EXERCISE AIM. Find every line in the records that holds the string "رضوی". Copy each one.

[Entries taken from a collection]
----

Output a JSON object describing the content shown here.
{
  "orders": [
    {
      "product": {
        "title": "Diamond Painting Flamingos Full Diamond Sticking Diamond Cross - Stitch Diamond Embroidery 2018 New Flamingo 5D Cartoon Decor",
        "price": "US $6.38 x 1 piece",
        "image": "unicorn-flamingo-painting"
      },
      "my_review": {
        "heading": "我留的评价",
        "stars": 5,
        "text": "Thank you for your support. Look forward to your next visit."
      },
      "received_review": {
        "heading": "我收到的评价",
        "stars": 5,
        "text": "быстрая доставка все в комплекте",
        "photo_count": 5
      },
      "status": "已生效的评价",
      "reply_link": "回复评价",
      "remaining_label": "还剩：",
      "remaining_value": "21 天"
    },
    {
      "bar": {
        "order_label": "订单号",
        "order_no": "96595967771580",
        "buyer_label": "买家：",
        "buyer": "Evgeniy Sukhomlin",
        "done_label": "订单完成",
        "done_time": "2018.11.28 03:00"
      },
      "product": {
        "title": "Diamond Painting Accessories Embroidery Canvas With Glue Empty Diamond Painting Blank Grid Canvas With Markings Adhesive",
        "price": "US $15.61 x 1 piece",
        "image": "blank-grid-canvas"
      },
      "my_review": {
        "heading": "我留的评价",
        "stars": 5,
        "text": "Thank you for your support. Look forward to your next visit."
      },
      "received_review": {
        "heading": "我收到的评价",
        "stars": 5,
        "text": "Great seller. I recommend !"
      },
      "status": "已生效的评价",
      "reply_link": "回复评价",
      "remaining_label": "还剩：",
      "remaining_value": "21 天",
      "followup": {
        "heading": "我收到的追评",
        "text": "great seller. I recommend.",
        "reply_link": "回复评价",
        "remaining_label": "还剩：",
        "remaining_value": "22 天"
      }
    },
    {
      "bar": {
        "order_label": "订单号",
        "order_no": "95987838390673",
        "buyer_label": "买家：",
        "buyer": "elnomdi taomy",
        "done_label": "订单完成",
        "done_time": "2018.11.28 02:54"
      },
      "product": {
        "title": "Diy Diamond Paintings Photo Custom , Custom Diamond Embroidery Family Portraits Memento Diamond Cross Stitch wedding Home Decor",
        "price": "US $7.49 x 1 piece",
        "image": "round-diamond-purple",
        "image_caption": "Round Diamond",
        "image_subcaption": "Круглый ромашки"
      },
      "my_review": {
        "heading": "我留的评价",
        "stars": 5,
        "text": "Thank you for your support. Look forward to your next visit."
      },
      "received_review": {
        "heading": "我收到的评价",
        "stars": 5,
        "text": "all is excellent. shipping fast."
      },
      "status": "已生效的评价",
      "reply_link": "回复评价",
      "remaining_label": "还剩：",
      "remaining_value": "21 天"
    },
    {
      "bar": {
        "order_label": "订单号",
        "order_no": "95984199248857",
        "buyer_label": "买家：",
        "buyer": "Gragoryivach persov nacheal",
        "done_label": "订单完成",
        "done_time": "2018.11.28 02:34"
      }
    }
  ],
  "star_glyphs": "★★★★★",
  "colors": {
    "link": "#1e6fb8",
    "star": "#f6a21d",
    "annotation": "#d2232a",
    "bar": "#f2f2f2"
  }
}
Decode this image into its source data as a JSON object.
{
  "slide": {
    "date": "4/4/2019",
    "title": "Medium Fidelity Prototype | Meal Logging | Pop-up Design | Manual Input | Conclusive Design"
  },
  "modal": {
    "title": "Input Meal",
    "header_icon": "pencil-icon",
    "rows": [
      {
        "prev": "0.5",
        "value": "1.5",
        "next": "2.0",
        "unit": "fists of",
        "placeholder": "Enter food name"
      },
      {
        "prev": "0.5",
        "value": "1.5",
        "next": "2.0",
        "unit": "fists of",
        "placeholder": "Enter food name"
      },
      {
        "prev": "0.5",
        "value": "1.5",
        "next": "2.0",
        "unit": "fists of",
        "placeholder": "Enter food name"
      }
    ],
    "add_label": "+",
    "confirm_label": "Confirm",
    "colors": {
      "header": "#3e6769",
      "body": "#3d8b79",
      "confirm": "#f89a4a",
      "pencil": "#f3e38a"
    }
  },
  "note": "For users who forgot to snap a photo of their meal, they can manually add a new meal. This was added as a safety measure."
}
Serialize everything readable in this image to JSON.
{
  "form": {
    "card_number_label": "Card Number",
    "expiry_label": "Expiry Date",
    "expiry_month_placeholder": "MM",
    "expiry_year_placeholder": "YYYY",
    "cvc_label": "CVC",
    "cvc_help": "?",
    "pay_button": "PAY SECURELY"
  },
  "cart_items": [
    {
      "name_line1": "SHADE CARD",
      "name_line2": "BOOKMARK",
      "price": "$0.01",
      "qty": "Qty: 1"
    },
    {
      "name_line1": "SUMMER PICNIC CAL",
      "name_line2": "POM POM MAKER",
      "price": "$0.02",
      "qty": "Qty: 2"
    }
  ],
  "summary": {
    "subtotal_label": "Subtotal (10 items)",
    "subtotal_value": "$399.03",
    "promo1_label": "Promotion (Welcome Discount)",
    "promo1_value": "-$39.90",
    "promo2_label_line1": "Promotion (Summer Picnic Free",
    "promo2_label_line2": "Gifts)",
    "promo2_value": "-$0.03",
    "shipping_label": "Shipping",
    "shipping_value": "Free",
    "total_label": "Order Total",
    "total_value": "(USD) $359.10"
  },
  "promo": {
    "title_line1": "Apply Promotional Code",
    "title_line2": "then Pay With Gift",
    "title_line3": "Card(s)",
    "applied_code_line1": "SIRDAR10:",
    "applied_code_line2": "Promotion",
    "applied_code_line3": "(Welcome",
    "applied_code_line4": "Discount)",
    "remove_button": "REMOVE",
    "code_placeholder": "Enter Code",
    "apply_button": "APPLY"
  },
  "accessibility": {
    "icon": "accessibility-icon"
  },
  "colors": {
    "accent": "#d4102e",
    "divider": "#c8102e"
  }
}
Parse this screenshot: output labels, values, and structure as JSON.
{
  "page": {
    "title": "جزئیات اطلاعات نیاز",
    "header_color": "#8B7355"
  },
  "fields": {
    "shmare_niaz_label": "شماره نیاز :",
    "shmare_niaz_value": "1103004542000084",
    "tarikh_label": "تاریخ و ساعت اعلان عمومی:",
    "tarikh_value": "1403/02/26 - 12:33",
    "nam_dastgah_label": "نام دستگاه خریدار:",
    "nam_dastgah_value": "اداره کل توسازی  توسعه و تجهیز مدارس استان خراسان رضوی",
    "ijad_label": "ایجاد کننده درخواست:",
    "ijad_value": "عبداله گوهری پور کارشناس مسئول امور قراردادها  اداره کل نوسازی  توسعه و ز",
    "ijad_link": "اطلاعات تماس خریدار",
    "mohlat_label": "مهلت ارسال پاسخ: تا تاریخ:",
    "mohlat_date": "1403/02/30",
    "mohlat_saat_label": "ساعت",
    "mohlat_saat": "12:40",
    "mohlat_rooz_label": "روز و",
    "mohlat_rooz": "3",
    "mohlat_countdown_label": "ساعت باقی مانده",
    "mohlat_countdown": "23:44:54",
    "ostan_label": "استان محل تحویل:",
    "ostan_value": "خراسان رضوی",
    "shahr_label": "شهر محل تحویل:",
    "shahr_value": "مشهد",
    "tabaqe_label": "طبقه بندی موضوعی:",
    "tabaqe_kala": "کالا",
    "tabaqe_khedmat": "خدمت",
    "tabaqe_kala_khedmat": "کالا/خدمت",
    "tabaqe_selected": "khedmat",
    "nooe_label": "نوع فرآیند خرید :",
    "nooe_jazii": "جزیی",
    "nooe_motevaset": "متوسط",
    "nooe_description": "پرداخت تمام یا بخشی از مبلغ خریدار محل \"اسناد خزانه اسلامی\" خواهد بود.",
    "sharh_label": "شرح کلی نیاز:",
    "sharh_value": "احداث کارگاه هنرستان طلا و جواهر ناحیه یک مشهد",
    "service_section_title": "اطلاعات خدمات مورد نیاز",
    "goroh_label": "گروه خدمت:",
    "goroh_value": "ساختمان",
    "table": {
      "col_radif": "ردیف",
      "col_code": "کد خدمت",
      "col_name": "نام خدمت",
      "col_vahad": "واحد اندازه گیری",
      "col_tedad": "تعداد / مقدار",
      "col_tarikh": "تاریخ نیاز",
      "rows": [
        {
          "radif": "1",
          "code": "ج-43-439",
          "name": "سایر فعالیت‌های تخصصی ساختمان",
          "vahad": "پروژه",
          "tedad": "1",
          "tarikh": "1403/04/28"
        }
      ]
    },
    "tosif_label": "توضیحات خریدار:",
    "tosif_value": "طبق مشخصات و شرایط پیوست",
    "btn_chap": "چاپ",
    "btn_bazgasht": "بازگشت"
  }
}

----

TASK RESPONSE.
    "nam_dastgah_value": "اداره کل توسازی  توسعه و تجهیز مدارس استان خراسان رضوی",
    "ostan_value": "خراسان رضوی",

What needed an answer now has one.